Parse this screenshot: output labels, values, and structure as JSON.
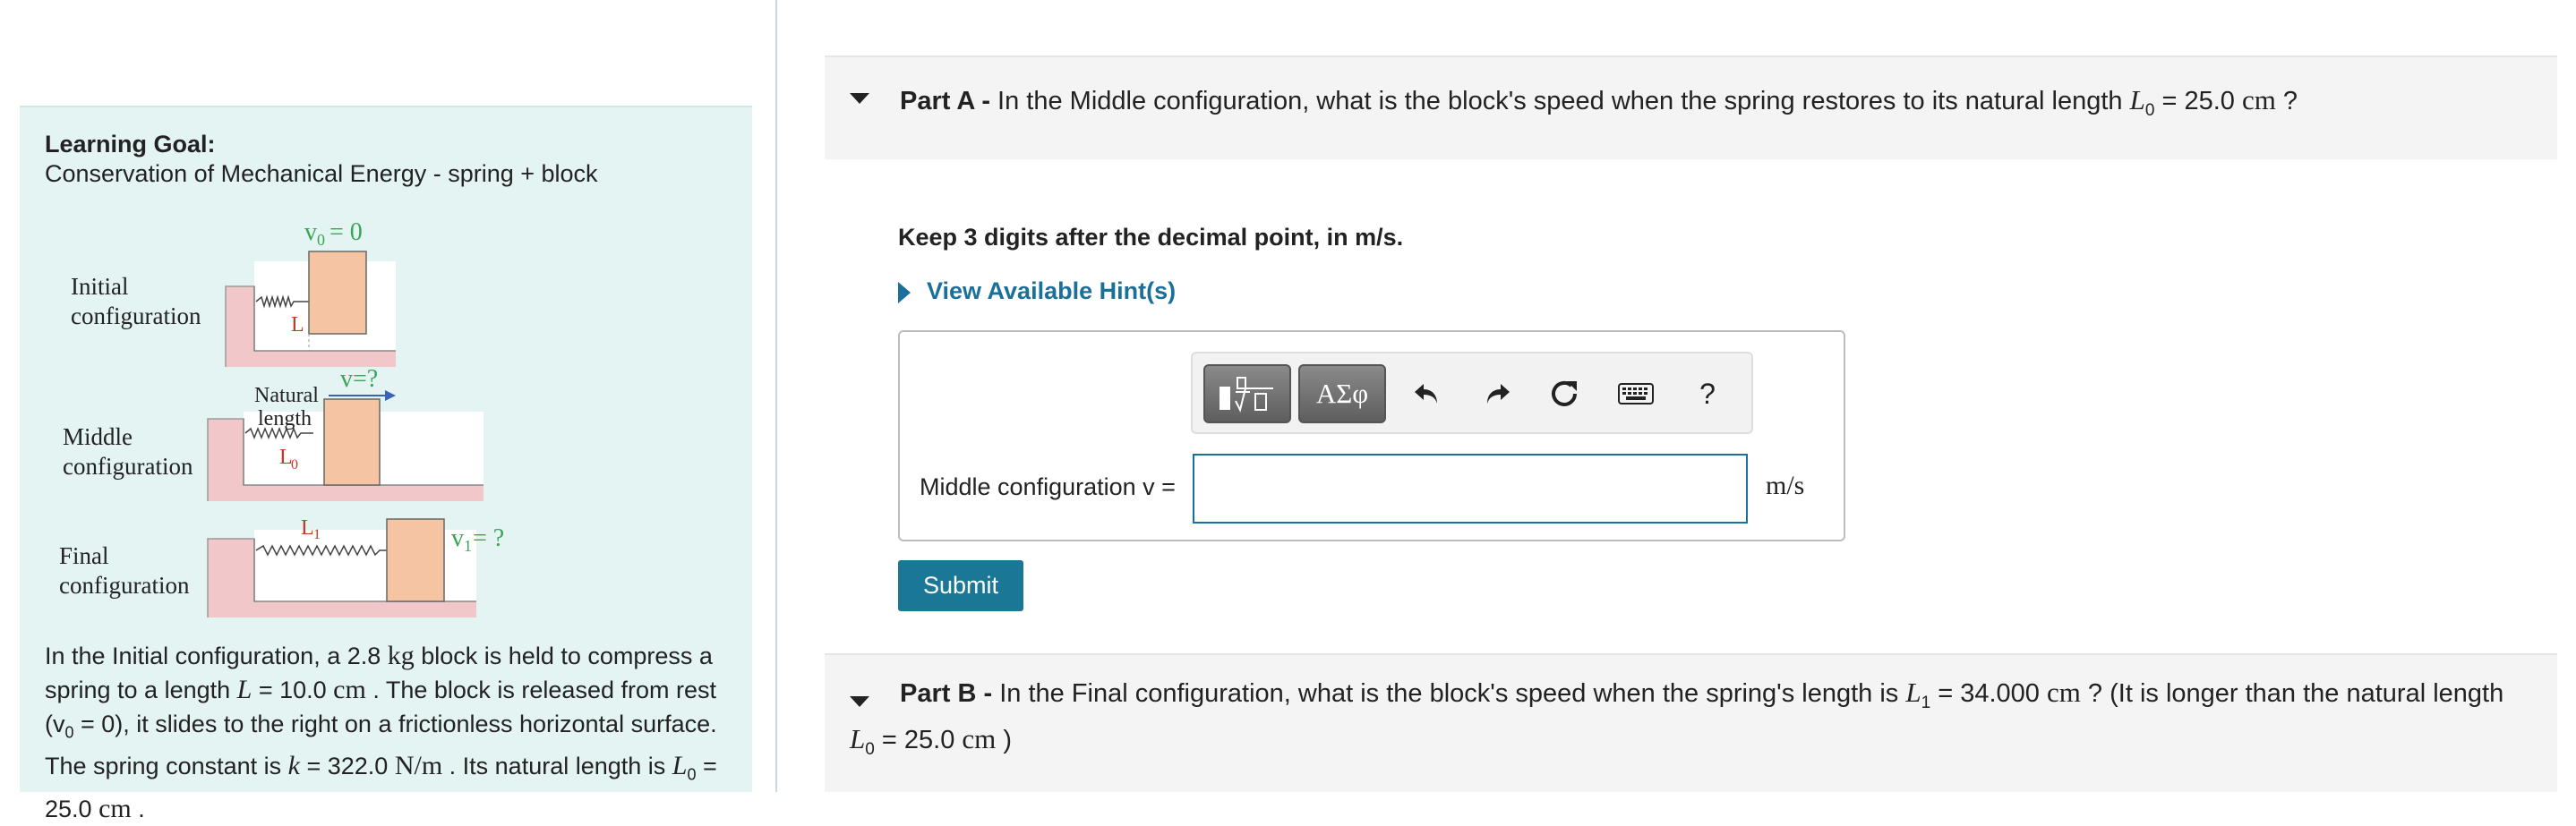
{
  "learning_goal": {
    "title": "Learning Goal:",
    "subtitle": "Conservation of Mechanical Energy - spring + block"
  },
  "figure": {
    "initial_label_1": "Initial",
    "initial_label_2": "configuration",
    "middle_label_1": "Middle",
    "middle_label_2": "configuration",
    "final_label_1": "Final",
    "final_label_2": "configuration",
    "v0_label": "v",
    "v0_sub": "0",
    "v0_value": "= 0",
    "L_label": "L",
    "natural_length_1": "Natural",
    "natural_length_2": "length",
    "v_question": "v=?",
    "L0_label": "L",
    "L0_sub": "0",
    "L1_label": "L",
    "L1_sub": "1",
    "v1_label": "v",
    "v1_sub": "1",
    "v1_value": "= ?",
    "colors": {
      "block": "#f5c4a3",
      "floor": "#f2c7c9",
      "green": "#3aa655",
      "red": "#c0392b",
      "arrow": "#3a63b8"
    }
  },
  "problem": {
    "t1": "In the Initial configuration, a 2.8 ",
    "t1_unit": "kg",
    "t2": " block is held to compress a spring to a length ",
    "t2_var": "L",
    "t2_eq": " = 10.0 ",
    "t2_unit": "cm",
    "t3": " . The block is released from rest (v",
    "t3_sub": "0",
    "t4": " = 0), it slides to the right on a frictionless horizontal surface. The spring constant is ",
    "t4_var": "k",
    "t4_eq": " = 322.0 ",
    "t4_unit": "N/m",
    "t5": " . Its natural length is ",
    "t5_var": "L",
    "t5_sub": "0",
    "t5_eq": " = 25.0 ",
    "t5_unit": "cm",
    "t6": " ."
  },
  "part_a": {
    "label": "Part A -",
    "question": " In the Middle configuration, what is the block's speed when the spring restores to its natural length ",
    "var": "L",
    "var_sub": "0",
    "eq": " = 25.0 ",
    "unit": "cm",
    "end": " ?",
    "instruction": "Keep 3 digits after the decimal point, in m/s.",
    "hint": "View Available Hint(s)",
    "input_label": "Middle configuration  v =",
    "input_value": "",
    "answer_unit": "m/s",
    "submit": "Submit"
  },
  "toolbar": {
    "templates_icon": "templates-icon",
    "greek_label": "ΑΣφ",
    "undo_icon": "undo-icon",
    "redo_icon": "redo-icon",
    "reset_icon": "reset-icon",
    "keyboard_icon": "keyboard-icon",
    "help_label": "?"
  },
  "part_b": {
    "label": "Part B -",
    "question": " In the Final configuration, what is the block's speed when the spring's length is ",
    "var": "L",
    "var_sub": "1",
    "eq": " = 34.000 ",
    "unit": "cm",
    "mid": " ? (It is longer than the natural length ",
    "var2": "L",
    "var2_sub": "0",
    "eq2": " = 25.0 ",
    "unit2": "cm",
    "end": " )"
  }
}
■ ■ ■ ■
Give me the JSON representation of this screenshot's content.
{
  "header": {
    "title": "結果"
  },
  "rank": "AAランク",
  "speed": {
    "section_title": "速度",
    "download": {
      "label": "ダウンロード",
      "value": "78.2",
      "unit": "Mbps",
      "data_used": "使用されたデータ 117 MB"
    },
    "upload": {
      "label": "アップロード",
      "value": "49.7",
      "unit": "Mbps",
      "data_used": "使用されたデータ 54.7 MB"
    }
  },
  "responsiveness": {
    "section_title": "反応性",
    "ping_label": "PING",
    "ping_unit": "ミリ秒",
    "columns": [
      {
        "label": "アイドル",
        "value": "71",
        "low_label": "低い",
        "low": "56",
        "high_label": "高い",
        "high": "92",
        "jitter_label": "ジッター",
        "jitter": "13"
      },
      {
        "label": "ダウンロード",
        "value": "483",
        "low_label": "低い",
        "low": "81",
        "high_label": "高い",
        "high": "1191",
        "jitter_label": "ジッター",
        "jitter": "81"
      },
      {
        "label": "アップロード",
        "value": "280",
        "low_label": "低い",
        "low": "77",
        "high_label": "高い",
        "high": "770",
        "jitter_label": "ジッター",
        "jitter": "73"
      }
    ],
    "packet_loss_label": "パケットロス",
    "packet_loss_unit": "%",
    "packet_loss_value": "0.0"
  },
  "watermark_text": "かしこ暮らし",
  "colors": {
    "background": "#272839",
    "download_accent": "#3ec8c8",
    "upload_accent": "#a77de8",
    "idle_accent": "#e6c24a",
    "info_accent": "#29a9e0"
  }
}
■ ■ ■ ■
=== YOUR OBJECTIVE ===
Every line that holds the string "icon" should be returned.

=== SOLVED PROBLEM ===
    "templates_icon": "templates-icon",
    "undo_icon": "undo-icon",
    "redo_icon": "redo-icon",
    "reset_icon": "reset-icon",
    "keyboard_icon": "keyboard-icon",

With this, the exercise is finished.